Exercise aim: Identify the lines that contain the string "tăng" and copy all of them.

══ Entries supplied ══

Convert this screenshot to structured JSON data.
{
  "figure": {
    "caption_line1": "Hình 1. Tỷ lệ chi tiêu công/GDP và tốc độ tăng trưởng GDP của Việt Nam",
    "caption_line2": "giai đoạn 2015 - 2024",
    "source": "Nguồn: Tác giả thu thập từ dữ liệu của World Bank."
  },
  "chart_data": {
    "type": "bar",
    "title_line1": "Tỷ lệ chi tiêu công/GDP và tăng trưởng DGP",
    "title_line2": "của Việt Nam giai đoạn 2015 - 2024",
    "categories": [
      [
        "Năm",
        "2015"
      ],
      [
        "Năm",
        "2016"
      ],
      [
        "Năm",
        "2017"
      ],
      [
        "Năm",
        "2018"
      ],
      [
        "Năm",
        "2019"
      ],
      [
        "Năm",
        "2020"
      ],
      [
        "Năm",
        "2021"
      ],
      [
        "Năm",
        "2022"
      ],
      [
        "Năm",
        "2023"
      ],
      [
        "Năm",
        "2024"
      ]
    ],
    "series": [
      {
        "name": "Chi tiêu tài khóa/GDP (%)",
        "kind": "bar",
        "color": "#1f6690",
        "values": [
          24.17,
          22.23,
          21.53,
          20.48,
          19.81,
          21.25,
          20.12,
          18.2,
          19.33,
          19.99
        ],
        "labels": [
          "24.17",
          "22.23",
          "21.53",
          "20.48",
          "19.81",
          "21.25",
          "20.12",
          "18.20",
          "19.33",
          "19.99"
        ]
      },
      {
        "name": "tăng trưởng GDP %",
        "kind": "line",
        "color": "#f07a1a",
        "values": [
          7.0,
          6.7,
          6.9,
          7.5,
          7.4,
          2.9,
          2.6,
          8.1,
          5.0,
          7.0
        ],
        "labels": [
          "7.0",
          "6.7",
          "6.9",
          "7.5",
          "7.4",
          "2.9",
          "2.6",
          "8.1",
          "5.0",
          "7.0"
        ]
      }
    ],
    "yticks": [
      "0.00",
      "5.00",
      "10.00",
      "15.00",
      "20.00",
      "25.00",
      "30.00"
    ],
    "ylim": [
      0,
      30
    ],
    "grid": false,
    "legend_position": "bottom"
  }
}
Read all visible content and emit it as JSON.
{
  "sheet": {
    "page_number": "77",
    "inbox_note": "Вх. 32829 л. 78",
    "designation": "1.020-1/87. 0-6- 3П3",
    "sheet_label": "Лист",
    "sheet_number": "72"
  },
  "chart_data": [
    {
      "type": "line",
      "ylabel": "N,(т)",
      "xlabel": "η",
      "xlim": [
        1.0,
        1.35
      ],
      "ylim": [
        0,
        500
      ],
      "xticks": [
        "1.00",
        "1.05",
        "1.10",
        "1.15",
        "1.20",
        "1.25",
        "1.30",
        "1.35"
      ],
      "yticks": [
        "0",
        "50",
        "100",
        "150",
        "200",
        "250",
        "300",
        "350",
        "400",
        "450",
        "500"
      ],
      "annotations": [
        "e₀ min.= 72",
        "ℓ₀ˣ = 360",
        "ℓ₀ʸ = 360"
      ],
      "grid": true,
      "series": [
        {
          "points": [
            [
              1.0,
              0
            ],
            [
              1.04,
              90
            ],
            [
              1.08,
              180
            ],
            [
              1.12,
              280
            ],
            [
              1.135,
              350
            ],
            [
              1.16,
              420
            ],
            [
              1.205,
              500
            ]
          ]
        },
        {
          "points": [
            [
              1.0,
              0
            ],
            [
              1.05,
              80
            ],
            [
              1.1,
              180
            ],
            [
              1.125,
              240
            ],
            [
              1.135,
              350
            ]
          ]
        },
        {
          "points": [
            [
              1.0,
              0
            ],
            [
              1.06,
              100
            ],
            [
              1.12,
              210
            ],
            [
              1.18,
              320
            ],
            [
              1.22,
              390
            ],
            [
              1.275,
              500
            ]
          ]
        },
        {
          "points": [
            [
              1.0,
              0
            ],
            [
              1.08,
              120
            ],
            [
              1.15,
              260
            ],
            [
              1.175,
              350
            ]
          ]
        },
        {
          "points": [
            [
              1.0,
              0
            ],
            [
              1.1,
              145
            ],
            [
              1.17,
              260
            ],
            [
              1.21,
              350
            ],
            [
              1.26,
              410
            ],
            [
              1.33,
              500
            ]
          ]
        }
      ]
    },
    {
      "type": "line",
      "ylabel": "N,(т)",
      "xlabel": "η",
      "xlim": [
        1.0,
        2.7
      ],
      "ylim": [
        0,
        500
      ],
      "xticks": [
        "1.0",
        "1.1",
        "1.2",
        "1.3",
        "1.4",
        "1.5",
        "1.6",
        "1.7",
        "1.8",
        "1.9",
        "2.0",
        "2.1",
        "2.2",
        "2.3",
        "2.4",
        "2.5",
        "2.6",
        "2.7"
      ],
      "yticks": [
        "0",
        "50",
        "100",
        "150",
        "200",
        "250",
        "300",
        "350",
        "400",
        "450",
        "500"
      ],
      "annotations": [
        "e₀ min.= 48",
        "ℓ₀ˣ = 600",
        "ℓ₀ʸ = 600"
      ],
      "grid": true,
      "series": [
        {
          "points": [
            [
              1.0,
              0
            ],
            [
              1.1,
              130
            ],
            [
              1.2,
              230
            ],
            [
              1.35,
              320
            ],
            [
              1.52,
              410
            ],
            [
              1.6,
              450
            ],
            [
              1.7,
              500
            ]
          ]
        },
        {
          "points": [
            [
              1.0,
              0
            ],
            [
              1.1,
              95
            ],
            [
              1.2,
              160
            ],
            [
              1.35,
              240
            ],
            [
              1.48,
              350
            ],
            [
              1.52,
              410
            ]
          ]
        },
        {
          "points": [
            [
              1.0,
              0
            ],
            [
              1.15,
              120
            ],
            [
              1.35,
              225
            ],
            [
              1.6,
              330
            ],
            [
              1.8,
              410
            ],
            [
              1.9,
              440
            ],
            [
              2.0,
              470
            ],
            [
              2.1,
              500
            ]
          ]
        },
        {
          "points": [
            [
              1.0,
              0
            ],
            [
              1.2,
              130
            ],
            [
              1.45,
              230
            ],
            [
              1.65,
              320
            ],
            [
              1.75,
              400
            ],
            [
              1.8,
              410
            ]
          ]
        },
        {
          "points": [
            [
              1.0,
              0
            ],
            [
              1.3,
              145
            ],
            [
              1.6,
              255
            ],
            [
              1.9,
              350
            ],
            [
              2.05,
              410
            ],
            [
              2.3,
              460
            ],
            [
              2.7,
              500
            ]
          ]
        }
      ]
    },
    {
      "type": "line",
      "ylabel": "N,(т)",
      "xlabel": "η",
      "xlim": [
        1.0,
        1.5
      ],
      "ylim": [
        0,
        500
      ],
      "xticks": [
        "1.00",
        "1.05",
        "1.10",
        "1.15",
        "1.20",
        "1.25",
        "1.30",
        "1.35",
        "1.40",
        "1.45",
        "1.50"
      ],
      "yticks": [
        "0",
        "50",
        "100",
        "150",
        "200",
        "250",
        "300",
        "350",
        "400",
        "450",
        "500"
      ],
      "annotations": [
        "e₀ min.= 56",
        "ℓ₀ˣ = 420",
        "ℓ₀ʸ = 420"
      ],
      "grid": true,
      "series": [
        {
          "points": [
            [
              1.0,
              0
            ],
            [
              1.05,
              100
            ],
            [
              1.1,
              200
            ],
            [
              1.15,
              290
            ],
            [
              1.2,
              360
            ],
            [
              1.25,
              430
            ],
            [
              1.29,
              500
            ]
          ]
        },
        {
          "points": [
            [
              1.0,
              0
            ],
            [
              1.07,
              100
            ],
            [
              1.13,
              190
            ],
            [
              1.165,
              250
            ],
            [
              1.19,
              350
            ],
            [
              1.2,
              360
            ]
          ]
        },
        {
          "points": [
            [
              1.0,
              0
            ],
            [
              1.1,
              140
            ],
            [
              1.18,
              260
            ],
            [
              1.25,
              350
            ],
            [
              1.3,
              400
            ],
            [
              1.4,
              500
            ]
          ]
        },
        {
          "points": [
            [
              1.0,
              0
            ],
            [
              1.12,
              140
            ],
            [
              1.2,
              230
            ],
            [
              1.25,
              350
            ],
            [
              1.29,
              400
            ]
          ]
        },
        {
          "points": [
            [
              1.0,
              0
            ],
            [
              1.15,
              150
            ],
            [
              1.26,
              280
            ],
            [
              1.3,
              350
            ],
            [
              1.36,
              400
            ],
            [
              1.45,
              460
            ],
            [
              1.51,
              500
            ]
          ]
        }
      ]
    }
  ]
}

═══

Result of this task:
    "caption_line1": "Hình 1. Tỷ lệ chi tiêu công/GDP và tốc độ tăng trưởng GDP của Việt Nam",
    "title_line1": "Tỷ lệ chi tiêu công/GDP và tăng trưởng DGP",
        "name": "tăng trưởng GDP %",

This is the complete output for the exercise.